**What this task involves:**
Tally the lines holding the string "Менажница" and reply with that number alone.
◇ ◇ ◇ ◇ ◇
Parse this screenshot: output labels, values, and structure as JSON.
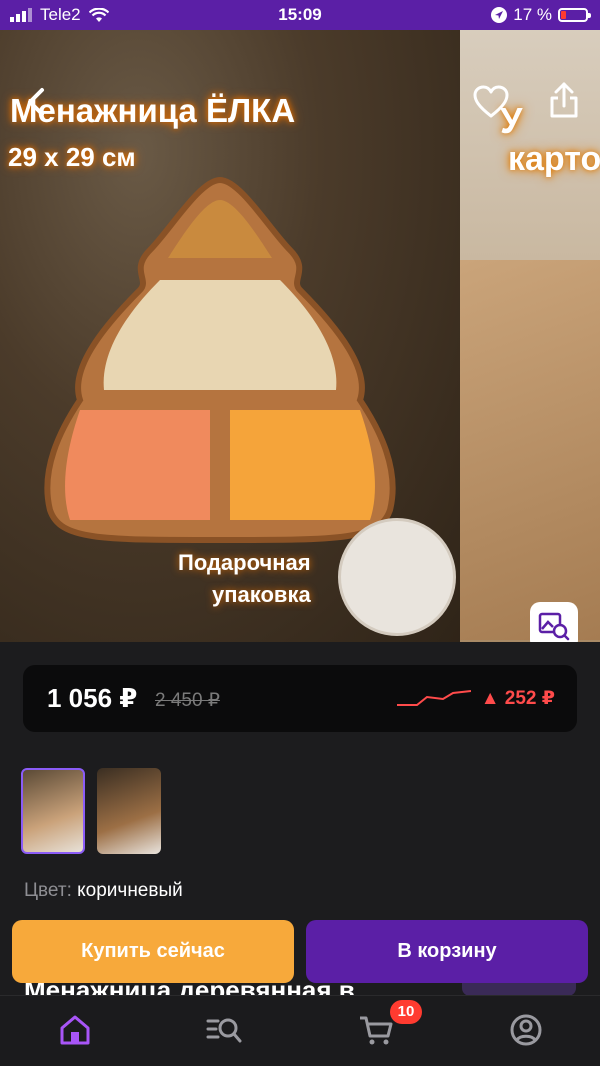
{
  "status_bar": {
    "carrier": "Tele2",
    "time": "15:09",
    "battery": "17 %"
  },
  "gallery": {
    "slide1": {
      "title": "Менажница ЁЛКА",
      "size": "29 x 29 см",
      "gift_line1": "Подарочная",
      "gift_line2": "упаковка"
    },
    "slide2": {
      "title_line1": "У",
      "title_line2": "карто"
    }
  },
  "price": {
    "current": "1 056 ₽",
    "old": "2 450 ₽",
    "delta": "▲ 252 ₽",
    "trend_color": "#ff4b4b"
  },
  "attributes": {
    "color_label": "Цвет:",
    "color_value": "коричневый"
  },
  "product": {
    "title_partial": "Менажница деревянная в"
  },
  "actions": {
    "buy_now": "Купить сейчас",
    "to_cart": "В корзину"
  },
  "tabbar": {
    "cart_badge": "10"
  },
  "colors": {
    "accent": "#5b1fa6",
    "buy_now": "#f7a93b",
    "delta": "#ff4b4b"
  }
}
◇ ◇ ◇ ◇ ◇
**Finished exercise:**
2